PROBLEM TO WORK ON | Copy each line of the records that contains the word "name".

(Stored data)
— BEGIN —

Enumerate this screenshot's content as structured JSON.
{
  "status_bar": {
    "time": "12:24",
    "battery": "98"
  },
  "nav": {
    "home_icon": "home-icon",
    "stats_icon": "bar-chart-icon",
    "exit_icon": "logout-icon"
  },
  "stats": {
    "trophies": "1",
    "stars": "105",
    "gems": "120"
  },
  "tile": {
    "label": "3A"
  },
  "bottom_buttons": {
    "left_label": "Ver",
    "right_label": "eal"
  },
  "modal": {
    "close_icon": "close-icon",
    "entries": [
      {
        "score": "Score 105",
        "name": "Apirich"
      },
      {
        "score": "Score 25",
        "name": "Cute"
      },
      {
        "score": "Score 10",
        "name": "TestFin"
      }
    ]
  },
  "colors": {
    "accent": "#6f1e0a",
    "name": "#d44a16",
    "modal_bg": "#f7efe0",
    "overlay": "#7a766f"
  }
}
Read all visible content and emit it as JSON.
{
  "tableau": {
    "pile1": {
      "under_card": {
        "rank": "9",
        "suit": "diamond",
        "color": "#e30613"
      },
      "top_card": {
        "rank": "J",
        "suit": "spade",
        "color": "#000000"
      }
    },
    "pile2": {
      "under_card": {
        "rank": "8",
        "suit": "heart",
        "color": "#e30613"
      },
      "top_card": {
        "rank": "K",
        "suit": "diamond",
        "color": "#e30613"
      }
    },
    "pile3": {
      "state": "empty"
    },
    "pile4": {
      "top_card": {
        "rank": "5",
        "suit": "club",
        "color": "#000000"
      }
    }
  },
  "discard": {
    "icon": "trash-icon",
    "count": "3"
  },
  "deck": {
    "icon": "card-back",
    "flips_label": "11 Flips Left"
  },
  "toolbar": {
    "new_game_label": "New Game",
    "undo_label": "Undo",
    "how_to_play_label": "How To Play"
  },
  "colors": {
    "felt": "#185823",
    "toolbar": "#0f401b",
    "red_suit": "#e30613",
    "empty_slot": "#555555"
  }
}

— END —

REPLY |
        "name": "Apirich"
        "name": "Cute"
        "name": "TestFin"
    "name": "#d44a16",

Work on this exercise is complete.